▶ _Your goal_
Transcribe all the records exactly and omit any images they hold.

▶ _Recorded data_
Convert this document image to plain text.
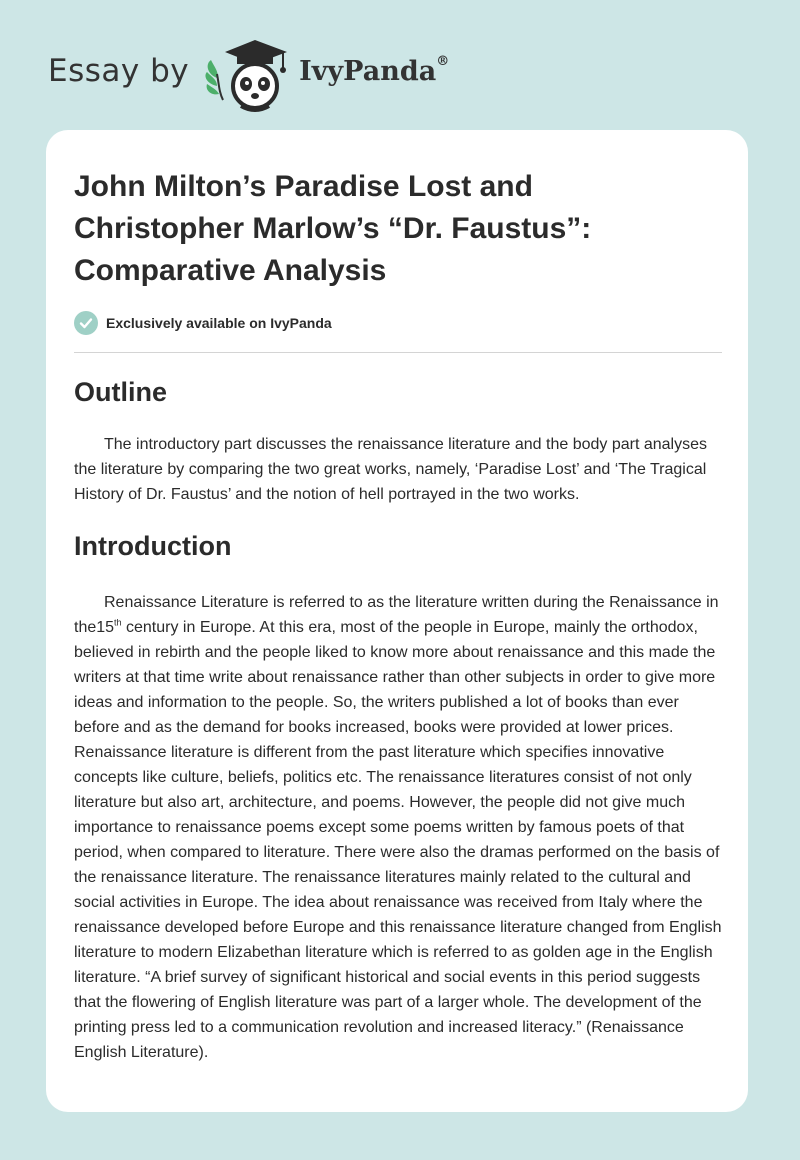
Essay by	IvyPanda®
John Milton’s Paradise Lost and Christopher Marlow’s “Dr. Faustus”: Comparative Analysis
Exclusively available on IvyPanda
Outline

The introductory part discusses the renaissance literature and the body part analyses the literature by comparing the two great works, namely, ‘Paradise Lost’ and ‘The Tragical History of Dr. Faustus’ and the notion of hell portrayed in the two works.

Introduction

Renaissance Literature is referred to as the literature written during the Renaissance in the15th century in Europe. At this era, most of the people in Europe, mainly the orthodox, believed in rebirth and the people liked to know more about renaissance and this made the writers at that time write about renaissance rather than other subjects in order to give more ideas and information to the people. So, the writers published a lot of books than ever before and as the demand for books increased, books were provided at lower prices. Renaissance literature is different from the past literature which specifies innovative concepts like culture, beliefs, politics etc. The renaissance literatures consist of not only literature but also art, architecture, and poems. However, the people did not give much importance to renaissance poems except some poems written by famous poets of that period, when compared to literature. There were also the dramas performed on the basis of the renaissance literature. The renaissance literatures mainly related to the cultural and social activities in Europe. The idea about renaissance was received from Italy where the renaissance developed before Europe and this renaissance literature changed from English literature to modern Elizabethan literature which is referred to as golden age in the English literature. “A brief survey of significant historical and social events in this period suggests that the flowering of English literature was part of a larger whole. The development of the printing press led to a communication revolution and increased literacy.” (Renaissance English Literature).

▶ _Response for this exercise_
Convert this document image to plain text.
Essay by	IvyPanda®
John Milton’s Paradise Lost and Christopher Marlow’s “Dr. Faustus”: Comparative Analysis
Exclusively available on IvyPanda
Outline

The introductory part discusses the renaissance literature and the body part analyses the literature by comparing the two great works, namely, ‘Paradise Lost’ and ‘The Tragical History of Dr. Faustus’ and the notion of hell portrayed in the two works.

Introduction

Renaissance Literature is referred to as the literature written during the Renaissance in the15th century in Europe. At this era, most of the people in Europe, mainly the orthodox, believed in rebirth and the people liked to know more about renaissance and this made the writers at that time write about renaissance rather than other subjects in order to give more ideas and information to the people. So, the writers published a lot of books than ever before and as the demand for books increased, books were provided at lower prices. Renaissance literature is different from the past literature which specifies innovative concepts like culture, beliefs, politics etc. The renaissance literatures consist of not only literature but also art, architecture, and poems. However, the people did not give much importance to renaissance poems except some poems written by famous poets of that period, when compared to literature. There were also the dramas performed on the basis of the renaissance literature. The renaissance literatures mainly related to the cultural and social activities in Europe. The idea about renaissance was received from Italy where the renaissance developed before Europe and this renaissance literature changed from English literature to modern Elizabethan literature which is referred to as golden age in the English literature. “A brief survey of significant historical and social events in this period suggests that the flowering of English literature was part of a larger whole. The development of the printing press led to a communication revolution and increased literacy.” (Renaissance English Literature).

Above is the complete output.